• **Stated exercise**
Count how many lines contain "data" and reply with that number only.
────────────────────────────────────────
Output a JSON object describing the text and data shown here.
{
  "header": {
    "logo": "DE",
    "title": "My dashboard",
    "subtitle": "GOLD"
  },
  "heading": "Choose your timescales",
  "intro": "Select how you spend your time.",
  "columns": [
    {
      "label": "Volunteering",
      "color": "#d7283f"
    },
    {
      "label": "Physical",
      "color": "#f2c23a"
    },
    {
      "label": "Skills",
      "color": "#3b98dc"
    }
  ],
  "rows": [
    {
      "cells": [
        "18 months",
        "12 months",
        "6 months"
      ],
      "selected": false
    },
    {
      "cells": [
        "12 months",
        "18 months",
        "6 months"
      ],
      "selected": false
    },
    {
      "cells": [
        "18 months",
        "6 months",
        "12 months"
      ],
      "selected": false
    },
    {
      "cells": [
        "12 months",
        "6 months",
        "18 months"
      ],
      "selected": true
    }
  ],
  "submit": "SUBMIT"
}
────────────────────────────────────────
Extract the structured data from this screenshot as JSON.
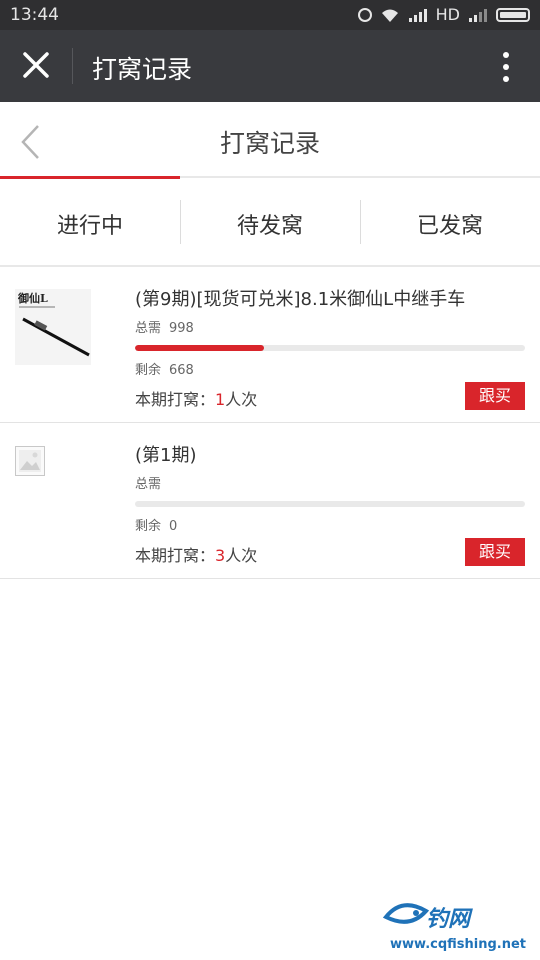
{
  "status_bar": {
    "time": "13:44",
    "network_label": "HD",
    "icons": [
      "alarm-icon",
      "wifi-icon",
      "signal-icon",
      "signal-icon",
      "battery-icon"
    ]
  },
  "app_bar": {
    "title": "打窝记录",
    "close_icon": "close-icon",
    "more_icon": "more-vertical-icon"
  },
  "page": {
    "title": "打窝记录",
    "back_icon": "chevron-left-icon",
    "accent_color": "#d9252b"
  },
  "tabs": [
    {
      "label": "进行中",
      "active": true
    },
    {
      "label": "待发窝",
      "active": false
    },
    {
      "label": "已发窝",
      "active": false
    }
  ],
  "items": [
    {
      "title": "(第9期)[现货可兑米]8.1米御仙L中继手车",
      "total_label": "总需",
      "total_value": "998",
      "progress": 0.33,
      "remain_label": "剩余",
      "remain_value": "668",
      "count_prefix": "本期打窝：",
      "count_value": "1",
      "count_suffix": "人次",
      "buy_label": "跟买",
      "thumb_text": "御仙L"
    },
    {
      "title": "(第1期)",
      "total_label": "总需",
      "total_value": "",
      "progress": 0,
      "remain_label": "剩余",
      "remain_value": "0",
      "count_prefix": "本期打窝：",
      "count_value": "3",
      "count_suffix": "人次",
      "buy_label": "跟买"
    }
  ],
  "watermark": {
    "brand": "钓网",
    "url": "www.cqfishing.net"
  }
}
────────────────────────────────────────
• **Task solution**
2